[Requirement] Copy all entries without alteration and skip the pictures they hold.

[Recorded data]
....................
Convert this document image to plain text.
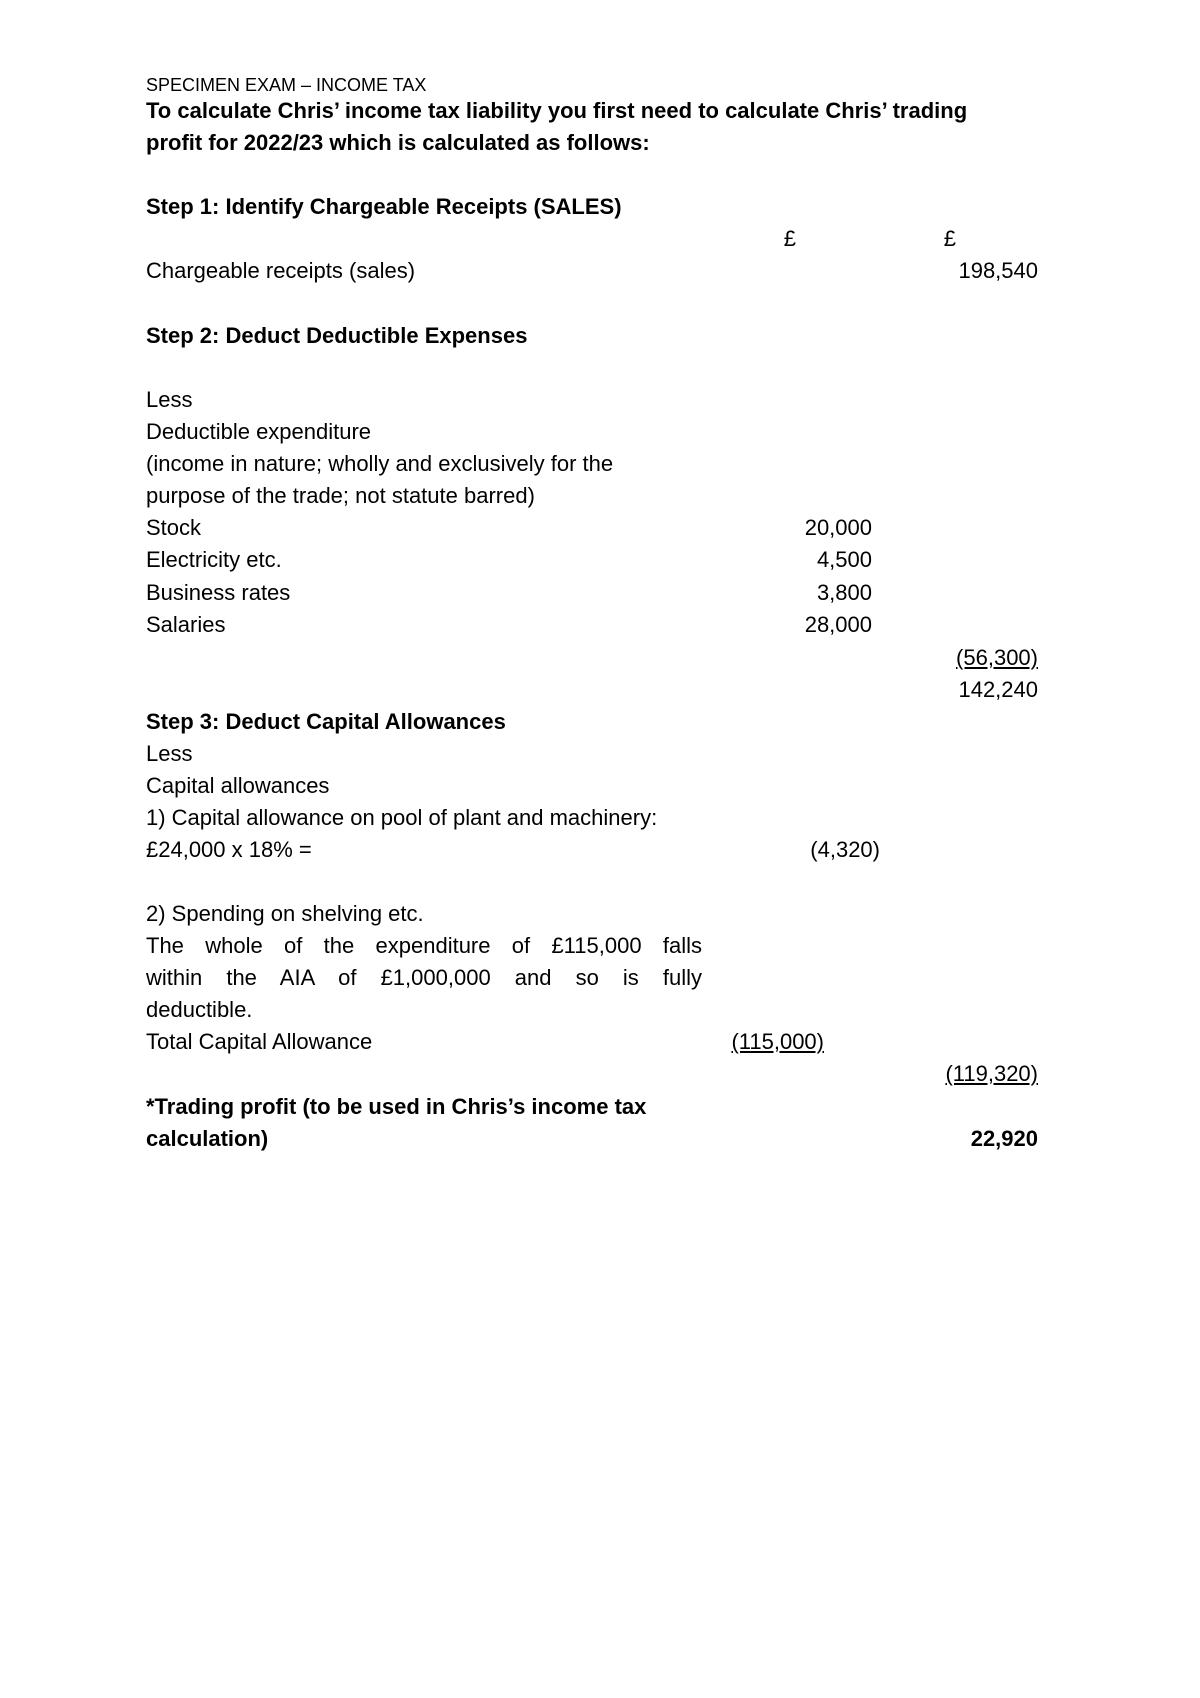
SPECIMEN EXAM – INCOME TAX
To calculate Chris’ income tax liability you first need to calculate Chris’ trading
profit for 2022/23 which is calculated as follows:
Step 1: Identify Chargeable Receipts (SALES)
£	£
Chargeable receipts (sales)	198,540
Step 2: Deduct Deductible Expenses
Less
Deductible expenditure
(income in nature; wholly and exclusively for the
purpose of the trade; not statute barred)
Stock	20,000
Electricity etc.	4,500
Business rates	3,800
Salaries	28,000
(56,300)
142,240
Step 3: Deduct Capital Allowances
Less
Capital allowances
1) Capital allowance on pool of plant and machinery:
£24,000 x 18% =	(4,320)
2) Spending on shelving etc.
The whole of the expenditure of £115,000 falls
within the AIA of £1,000,000 and so is fully
deductible.
Total Capital Allowance	(115,000)
(119,320)
*Trading profit (to be used in Chris’s income tax
calculation)	22,920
....................
[Solution]
Convert this document image to plain text.
SPECIMEN EXAM – INCOME TAX
To calculate Chris’ income tax liability you first need to calculate Chris’ trading
profit for 2022/23 which is calculated as follows:
Step 1: Identify Chargeable Receipts (SALES)
£	£
Chargeable receipts (sales)	198,540
Step 2: Deduct Deductible Expenses
Less
Deductible expenditure
(income in nature; wholly and exclusively for the
purpose of the trade; not statute barred)
Stock	20,000
Electricity etc.	4,500
Business rates	3,800
Salaries	28,000
(56,300)
142,240
Step 3: Deduct Capital Allowances
Less
Capital allowances
1) Capital allowance on pool of plant and machinery:
£24,000 x 18% =	(4,320)
2) Spending on shelving etc.
The whole of the expenditure of £115,000 falls
within the AIA of £1,000,000 and so is fully
deductible.
Total Capital Allowance	(115,000)
(119,320)
*Trading profit (to be used in Chris’s income tax
calculation)	22,920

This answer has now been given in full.